**Exercise:** Exclude the pictures, then repeat the remaining data exactly.

**Given information:**
------------

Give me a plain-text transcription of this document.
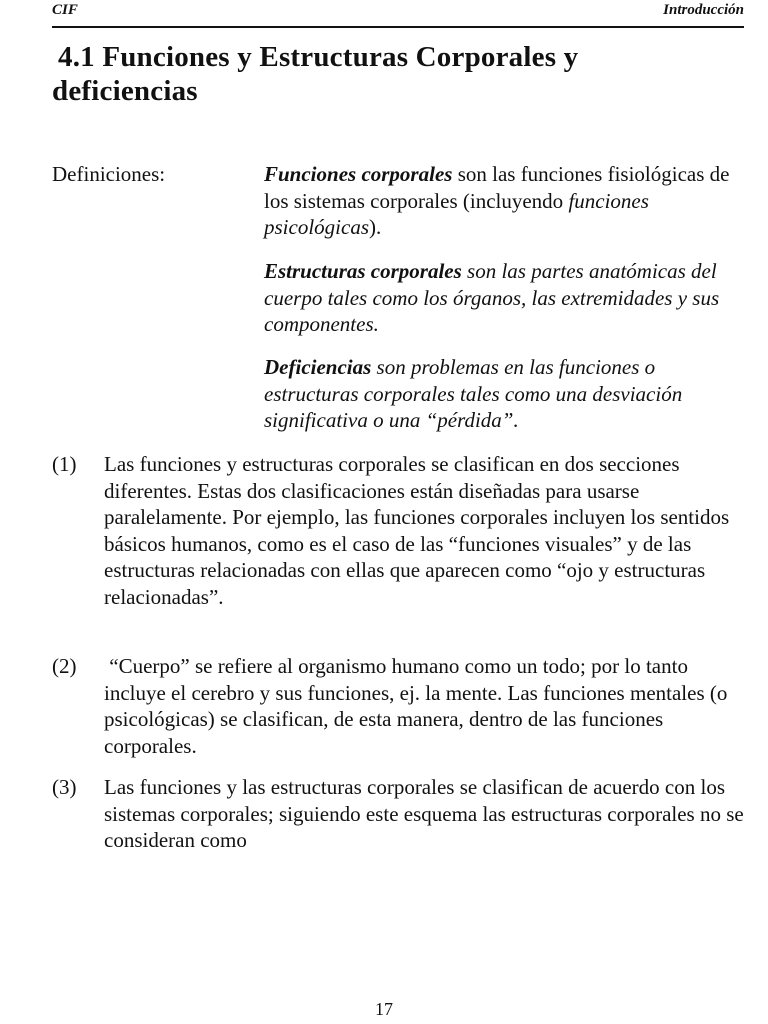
CIF	Introducción
4.1 Funciones y Estructuras Corporales y deficiencias
Definiciones:	Funciones corporales son las funciones fisiológicas de los sistemas corporales (incluyendo funciones psicológicas).

Estructuras corporales son las partes anatómicas del cuerpo tales como los órganos, las extremidades y sus componentes.

Deficiencias son problemas en las funciones o estructuras corporales tales como una desviación significativa o una “pérdida”.

(1) Las funciones y estructuras corporales se clasifican en dos secciones diferentes. Estas dos clasificaciones están diseñadas para usarse paralelamente. Por ejemplo, las funciones corporales incluyen los sentidos básicos humanos, como es el caso de las “funciones visuales” y de las estructuras relacionadas con ellas que aparecen como “ojo y estructuras relacionadas”.

(2) “Cuerpo” se refiere al organismo humano como un todo; por lo tanto incluye el cerebro y sus funciones, ej. la mente. Las funciones mentales (o psicológicas) se clasifican, de esta manera, dentro de las funciones corporales.

(3) Las funciones y las estructuras corporales se clasifican de acuerdo con los sistemas corporales; siguiendo este esquema las estructuras corporales no se consideran como

17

------------

**Solution for this exercise:**
Give me a plain-text transcription of this document.
CIF	Introducción
4.1 Funciones y Estructuras Corporales y deficiencias
Definiciones:	Funciones corporales son las funciones fisiológicas de los sistemas corporales (incluyendo funciones psicológicas).

Estructuras corporales son las partes anatómicas del cuerpo tales como los órganos, las extremidades y sus componentes.

Deficiencias son problemas en las funciones o estructuras corporales tales como una desviación significativa o una “pérdida”.

(1) Las funciones y estructuras corporales se clasifican en dos secciones diferentes. Estas dos clasificaciones están diseñadas para usarse paralelamente. Por ejemplo, las funciones corporales incluyen los sentidos básicos humanos, como es el caso de las “funciones visuales” y de las estructuras relacionadas con ellas que aparecen como “ojo y estructuras relacionadas”.

(2) “Cuerpo” se refiere al organismo humano como un todo; por lo tanto incluye el cerebro y sus funciones, ej. la mente. Las funciones mentales (o psicológicas) se clasifican, de esta manera, dentro de las funciones corporales.

(3) Las funciones y las estructuras corporales se clasifican de acuerdo con los sistemas corporales; siguiendo este esquema las estructuras corporales no se consideran como

17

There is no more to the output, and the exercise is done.